Task data.

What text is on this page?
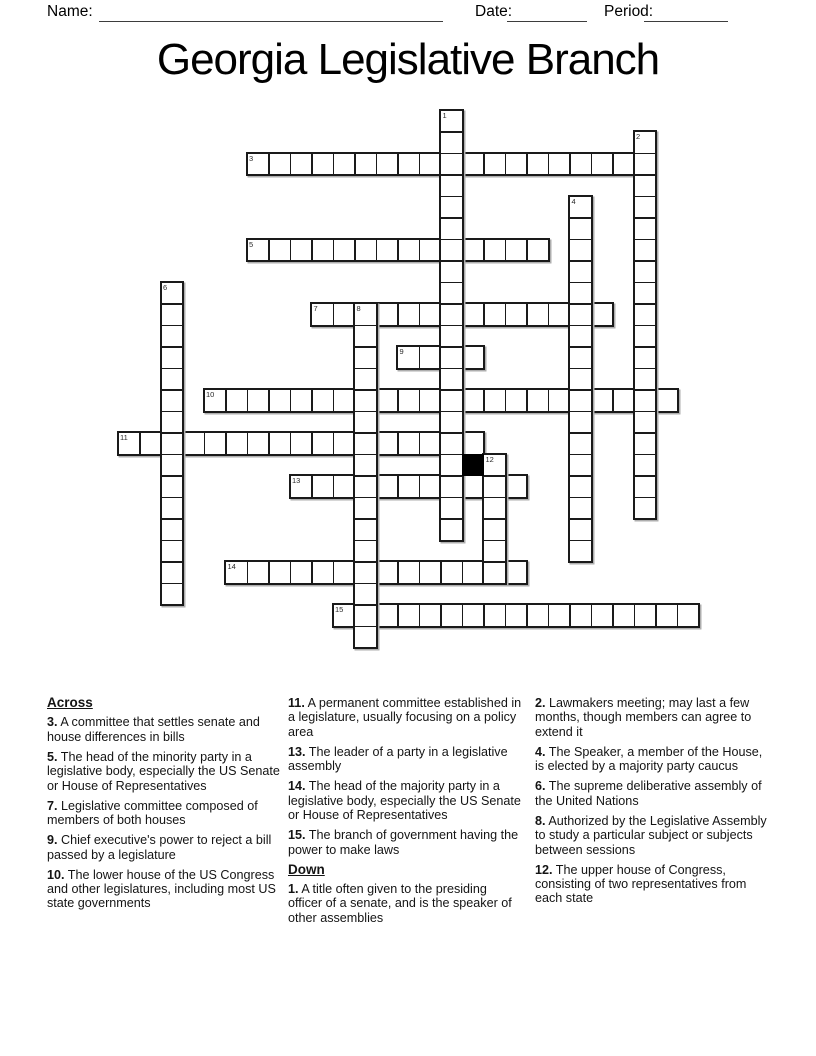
Name:	Date:	Period:
Georgia Legislative Branch
3
5
7
9
10
11
13
14
15
1
2
4
6
8
12
Across

3. A committee that settles senate and house differences in bills

5. The head of the minority party in a legislative body, especially the US Senate or House of Representatives

7. Legislative committee composed of members of both houses

9. Chief executive's power to reject a bill passed by a legislature

10. The lower house of the US Congress and other legislatures, including most US state governments

11. A permanent committee established in a legislature, usually focusing on a policy area

13. The leader of a party in a legislative assembly

14. The head of the majority party in a legislative body, especially the US Senate or House of Representatives

15. The branch of government having the power to make laws

Down

1. A title often given to the presiding officer of a senate, and is the speaker of other assemblies

2. Lawmakers meeting; may last a few months, though members can agree to extend it

4. The Speaker, a member of the House, is elected by a majority party caucus

6. The supreme deliberative assembly of the United Nations

8. Authorized by the Legislative Assembly to study a particular subject or subjects between sessions

12. The upper house of Congress, consisting of two representatives from each state
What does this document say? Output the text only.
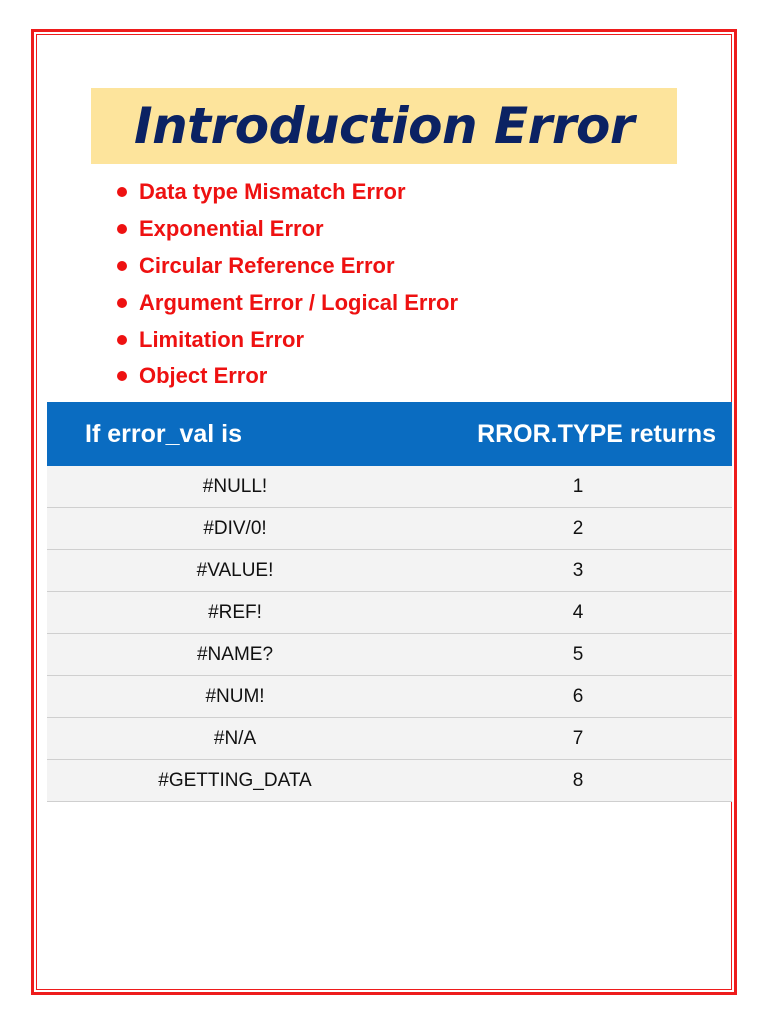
Introduction Error
Data type Mismatch Error
Exponential Error
Circular Reference Error
Argument Error / Logical Error
Limitation Error
Object Error
If error_val is	RROR.TYPE returns
#NULL!	1
#DIV/0!	2
#VALUE!	3
#REF!	4
#NAME?	5
#NUM!	6
#N/A	7
#GETTING_DATA	8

The request. Copy all the lines of data exactly as they appear, dropping any images.

Problem solution.
What text is on this page?
Name:	Date:	Period:
Georgia Legislative Branch
3
5
7
9
10
11
13
14
15
1
2
4
6
8
12
Across

3. A committee that settles senate and house differences in bills

5. The head of the minority party in a legislative body, especially the US Senate or House of Representatives

7. Legislative committee composed of members of both houses

9. Chief executive's power to reject a bill passed by a legislature

10. The lower house of the US Congress and other legislatures, including most US state governments

11. A permanent committee established in a legislature, usually focusing on a policy area

13. The leader of a party in a legislative assembly

14. The head of the majority party in a legislative body, especially the US Senate or House of Representatives

15. The branch of government having the power to make laws

Down

1. A title often given to the presiding officer of a senate, and is the speaker of other assemblies

2. Lawmakers meeting; may last a few months, though members can agree to extend it

4. The Speaker, a member of the House, is elected by a majority party caucus

6. The supreme deliberative assembly of the United Nations

8. Authorized by the Legislative Assembly to study a particular subject or subjects between sessions

12. The upper house of Congress, consisting of two representatives from each state
What does this document say? Output the text only.
Introduction Error
Data type Mismatch Error
Exponential Error
Circular Reference Error
Argument Error / Logical Error
Limitation Error
Object Error
If error_val is	RROR.TYPE returns
#NULL!	1
#DIV/0!	2
#VALUE!	3
#REF!	4
#NAME?	5
#NUM!	6
#N/A	7
#GETTING_DATA	8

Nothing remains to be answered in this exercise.